▶ **Document excerpt**:

This summer dessert is based on this recipe from The Nordic Bakery Cookbook, a collection of the favourite recipes from the Nordic Bakery in London. The original recipe used blueberries and raspberries, which aren't quite in season yet, but I used rhubarb chopped into small pieces plus a little extra sugar with the fruit. Not only did this enable me to use fruit from my own garden, but it also meant I could enter the dessert into this month's AlphaBakes challenge, which uses the letter R.
The cake is made by the unusual method of soaking oats in hot milk before mixing them into a cake batter. This is something I've only seen before in Dan Lepard's recipes, but perhaps Scandinavia is where he got his inspiration. The result is a dense, moist, not too sweet loaf which is definitely more suitable as a dessert than as a tea-time cake. We ate it with vanilla pouring yogurt, which is the nearest my husband will come to eating custard, but cream would be a good choice too.
This dessert was quick and easy to make, economical and reasonably healthy, as the oats and milk lowered the sugar and fat ratio of the batter - I can see this being made frequently using different seasonal fruit.
AlphaBakes is a monthly baking challenge co-hosted by Ros from The More Than Occasional Baker and Caroline from Caroline Makes. The name is self explanatory - to bake something using a randomly chosen letter as part of the name or a main ingredient - but more information, and the rules for entry, can be found here. Ros, as this month's host, will be posting a roundup for the letter R at the end of the month.
4 comments:
that looks absolutely glorious... love the way the rhubarb leaks down into the cakey mixture... glorious!
I agree that it's a totally glorious bake. I am intrigued by the idea of soaking oats in hot milk and will have to give that a go myself! Thanks for entering AlphaBakes.
I love the look of all that rhubarb on the top. I made this ages ago and couldn't get on with it because it was so moist that I couldn't convince myself that it was actually baked through. I think using it as a dessert is a really good idea.
Although I liked this cake, Caroline, the rest of the family thought it was too dense and moist, and gave it the thumbs down.

▶ **Directions**:
**A)** List every fruit named in the blog post.
**B)** Reproduce word for word the stretch of the blog post from "This dessert was" through "different seasonal fruit.".
The records have no connection to the blog post.

▶ **Data provided**:
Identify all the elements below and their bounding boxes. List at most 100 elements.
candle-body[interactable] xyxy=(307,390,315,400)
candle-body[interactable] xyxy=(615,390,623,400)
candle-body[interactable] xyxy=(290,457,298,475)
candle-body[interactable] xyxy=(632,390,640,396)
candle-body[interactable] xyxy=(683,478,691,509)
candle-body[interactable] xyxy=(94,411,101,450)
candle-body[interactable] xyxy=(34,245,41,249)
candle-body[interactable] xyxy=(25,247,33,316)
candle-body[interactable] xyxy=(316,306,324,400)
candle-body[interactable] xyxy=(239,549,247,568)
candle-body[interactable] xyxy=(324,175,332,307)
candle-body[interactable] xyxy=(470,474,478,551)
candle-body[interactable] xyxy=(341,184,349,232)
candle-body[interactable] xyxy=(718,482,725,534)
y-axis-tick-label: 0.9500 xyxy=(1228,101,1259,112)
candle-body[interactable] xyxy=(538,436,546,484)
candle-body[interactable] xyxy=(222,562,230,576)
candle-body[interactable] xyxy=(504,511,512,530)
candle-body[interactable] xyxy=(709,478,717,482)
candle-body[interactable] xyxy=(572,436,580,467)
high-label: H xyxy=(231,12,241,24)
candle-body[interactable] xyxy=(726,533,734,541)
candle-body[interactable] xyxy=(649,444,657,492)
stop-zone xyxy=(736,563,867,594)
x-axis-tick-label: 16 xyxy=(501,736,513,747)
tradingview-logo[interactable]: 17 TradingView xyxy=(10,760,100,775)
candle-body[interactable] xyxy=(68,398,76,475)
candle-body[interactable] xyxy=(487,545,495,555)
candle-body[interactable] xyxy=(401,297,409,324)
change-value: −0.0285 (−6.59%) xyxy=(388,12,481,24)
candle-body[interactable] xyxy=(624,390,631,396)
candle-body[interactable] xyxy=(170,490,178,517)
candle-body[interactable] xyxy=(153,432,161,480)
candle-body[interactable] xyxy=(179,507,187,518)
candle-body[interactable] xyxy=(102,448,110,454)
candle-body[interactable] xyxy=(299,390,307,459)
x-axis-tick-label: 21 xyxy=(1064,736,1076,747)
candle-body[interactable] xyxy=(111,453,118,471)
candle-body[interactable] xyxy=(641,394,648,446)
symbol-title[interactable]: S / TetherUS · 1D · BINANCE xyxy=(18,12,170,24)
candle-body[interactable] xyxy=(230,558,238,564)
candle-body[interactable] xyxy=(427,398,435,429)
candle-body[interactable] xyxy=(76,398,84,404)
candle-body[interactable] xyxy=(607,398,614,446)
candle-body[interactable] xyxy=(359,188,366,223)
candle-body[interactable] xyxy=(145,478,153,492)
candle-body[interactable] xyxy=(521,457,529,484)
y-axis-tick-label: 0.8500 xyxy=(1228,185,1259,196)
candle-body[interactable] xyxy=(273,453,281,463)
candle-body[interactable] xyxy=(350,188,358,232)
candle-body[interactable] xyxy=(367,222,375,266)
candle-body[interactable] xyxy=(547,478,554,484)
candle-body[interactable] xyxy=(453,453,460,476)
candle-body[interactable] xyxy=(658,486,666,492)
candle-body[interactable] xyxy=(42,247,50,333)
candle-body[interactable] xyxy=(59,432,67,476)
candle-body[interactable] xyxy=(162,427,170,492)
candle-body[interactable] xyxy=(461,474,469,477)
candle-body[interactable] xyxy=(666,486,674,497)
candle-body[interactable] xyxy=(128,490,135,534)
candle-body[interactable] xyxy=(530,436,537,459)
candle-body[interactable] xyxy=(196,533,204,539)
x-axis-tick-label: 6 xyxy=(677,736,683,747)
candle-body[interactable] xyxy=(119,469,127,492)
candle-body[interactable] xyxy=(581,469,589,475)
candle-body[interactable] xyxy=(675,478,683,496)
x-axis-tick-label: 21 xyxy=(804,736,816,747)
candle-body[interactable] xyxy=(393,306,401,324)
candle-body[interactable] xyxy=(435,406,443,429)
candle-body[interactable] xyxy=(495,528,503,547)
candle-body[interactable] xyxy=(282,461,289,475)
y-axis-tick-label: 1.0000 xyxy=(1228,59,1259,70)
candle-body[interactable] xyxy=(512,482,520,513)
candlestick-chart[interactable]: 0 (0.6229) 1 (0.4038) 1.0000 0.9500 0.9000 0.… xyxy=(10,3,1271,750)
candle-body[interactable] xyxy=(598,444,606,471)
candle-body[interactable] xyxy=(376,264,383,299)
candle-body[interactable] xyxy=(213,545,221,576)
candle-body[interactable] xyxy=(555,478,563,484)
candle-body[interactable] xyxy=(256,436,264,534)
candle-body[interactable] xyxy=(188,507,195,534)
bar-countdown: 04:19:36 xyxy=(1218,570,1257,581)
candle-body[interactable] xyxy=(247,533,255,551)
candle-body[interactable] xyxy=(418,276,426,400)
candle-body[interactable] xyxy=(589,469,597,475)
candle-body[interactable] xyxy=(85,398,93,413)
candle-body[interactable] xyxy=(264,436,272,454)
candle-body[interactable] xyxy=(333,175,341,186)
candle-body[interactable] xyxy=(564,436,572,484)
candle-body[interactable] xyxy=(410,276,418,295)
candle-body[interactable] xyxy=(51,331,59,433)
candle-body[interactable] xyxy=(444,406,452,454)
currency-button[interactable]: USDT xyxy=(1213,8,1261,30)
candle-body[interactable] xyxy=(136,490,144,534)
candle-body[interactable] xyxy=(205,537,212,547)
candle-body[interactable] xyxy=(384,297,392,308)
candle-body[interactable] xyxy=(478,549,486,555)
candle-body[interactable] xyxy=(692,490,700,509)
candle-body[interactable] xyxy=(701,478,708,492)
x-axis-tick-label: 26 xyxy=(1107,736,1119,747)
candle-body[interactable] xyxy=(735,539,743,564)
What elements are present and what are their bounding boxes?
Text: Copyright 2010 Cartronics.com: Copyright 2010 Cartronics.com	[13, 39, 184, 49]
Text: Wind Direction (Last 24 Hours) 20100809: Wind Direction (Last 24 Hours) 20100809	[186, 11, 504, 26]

▶ **Results by task**:
**A)** blueberries, raspberries, rhubarb

**B)**
This dessert was quick and easy to make, economical and reasonably healthy, as the oats and milk lowered the sugar and fat ratio of the batter - I can see this being made frequently using different seasonal fruit.